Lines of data
=-=-=
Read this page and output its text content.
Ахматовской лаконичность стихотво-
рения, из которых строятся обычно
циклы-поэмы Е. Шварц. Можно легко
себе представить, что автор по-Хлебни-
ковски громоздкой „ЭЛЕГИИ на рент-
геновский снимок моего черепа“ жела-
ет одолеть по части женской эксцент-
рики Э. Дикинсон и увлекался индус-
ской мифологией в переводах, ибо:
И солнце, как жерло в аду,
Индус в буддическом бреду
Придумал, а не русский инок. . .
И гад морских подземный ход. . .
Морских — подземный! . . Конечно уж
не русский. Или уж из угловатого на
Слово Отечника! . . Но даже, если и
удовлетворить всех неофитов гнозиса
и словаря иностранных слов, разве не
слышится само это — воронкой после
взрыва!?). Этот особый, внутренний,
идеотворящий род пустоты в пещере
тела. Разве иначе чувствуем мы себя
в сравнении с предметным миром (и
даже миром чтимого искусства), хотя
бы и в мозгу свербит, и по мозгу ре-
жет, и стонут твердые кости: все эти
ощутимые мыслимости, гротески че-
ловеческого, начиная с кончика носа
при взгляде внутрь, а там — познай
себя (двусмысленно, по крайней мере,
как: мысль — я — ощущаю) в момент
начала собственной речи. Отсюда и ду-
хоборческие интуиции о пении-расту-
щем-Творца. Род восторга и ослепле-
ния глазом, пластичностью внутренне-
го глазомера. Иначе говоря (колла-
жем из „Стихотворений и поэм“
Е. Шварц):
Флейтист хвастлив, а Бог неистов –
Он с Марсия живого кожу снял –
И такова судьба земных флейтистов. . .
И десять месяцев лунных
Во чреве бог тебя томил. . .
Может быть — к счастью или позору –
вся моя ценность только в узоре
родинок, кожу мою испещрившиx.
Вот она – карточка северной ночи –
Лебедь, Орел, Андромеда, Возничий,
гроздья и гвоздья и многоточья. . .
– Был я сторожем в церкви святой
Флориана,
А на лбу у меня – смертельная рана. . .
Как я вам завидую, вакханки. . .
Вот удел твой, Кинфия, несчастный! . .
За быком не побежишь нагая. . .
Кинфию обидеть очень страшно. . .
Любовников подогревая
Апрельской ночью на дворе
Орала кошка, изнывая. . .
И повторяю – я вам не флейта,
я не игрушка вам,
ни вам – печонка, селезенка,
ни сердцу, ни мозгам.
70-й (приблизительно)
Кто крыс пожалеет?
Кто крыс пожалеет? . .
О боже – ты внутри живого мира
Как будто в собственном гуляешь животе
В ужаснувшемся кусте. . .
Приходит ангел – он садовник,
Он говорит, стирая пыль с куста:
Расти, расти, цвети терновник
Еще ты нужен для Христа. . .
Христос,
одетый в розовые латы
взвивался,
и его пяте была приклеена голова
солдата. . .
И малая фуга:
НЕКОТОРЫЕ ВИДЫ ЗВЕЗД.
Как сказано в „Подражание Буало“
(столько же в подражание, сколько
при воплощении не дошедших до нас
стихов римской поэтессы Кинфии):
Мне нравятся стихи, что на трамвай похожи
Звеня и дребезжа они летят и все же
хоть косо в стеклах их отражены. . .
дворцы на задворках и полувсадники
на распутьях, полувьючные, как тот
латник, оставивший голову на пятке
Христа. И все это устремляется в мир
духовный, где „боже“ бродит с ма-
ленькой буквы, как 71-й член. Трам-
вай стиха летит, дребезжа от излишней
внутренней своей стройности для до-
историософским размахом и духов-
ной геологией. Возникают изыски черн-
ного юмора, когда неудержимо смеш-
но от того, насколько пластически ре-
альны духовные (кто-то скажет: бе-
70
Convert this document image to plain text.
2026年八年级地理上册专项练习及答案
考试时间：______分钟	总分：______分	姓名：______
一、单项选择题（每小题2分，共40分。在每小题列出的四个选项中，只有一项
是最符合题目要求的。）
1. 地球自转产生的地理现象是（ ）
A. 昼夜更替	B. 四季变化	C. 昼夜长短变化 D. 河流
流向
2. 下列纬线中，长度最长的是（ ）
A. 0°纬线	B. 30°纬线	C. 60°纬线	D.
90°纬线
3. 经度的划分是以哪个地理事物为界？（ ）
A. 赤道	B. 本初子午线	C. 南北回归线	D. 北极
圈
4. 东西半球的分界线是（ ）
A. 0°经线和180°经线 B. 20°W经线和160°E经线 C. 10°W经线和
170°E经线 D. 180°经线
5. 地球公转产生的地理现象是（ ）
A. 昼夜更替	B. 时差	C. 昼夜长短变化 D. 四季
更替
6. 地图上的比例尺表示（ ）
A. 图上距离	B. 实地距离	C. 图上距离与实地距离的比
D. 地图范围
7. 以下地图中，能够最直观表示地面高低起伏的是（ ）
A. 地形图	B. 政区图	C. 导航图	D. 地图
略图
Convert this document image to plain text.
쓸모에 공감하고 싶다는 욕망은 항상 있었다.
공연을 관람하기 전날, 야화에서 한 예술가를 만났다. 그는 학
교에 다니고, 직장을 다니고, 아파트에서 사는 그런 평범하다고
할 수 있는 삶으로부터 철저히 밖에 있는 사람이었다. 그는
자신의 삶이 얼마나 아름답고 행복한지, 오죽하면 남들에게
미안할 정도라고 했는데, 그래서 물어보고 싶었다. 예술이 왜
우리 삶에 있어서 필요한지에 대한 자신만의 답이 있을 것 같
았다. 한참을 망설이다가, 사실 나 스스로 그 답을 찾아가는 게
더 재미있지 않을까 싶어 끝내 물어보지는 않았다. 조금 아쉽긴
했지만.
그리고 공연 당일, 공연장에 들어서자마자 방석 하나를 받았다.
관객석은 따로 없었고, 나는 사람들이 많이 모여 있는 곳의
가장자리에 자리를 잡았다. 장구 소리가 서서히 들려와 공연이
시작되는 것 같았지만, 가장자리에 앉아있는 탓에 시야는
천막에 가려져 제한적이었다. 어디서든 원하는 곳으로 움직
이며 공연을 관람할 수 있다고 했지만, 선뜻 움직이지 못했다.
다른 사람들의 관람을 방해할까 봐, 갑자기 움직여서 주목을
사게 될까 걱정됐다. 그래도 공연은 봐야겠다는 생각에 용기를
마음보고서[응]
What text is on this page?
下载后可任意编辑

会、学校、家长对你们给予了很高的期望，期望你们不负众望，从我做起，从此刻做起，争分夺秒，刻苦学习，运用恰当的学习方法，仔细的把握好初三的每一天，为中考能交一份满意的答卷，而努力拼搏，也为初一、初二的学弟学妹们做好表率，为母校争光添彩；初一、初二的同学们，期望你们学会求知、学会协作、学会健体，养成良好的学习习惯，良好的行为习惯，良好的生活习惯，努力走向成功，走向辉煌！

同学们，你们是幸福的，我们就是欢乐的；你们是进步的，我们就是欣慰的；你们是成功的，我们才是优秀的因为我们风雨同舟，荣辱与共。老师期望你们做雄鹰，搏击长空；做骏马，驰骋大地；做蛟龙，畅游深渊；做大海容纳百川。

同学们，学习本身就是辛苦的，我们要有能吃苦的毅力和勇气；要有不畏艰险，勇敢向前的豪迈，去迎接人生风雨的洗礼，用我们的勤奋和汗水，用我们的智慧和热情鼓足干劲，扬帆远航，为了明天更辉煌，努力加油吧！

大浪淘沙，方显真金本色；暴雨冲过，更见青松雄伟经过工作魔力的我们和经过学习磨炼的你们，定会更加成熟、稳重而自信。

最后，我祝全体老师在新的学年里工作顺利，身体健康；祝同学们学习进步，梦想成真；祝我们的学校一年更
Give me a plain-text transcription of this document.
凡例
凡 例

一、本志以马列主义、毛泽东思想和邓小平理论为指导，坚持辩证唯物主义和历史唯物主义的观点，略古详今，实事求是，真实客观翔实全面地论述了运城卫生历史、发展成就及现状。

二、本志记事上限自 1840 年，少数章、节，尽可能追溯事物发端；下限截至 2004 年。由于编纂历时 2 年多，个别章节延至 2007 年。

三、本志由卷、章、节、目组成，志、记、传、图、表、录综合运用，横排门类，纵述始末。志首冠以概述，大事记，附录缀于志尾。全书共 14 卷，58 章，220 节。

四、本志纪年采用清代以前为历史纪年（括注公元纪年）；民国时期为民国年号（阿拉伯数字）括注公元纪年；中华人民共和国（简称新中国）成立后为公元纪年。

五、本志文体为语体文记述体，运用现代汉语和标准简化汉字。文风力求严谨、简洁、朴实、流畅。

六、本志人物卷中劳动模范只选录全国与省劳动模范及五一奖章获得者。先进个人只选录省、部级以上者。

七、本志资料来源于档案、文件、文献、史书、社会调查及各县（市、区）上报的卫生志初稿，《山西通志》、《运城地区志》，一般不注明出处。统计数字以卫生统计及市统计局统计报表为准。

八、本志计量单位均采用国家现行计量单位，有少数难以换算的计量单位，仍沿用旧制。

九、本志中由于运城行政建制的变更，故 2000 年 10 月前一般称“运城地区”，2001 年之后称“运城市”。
=-=-=
**Description of the task**
Pull out every line of the entries that includes the word "живого".

**Result of the exercise**
Он с Марсия живого кожу снял –
О боже – ты внутри живого мира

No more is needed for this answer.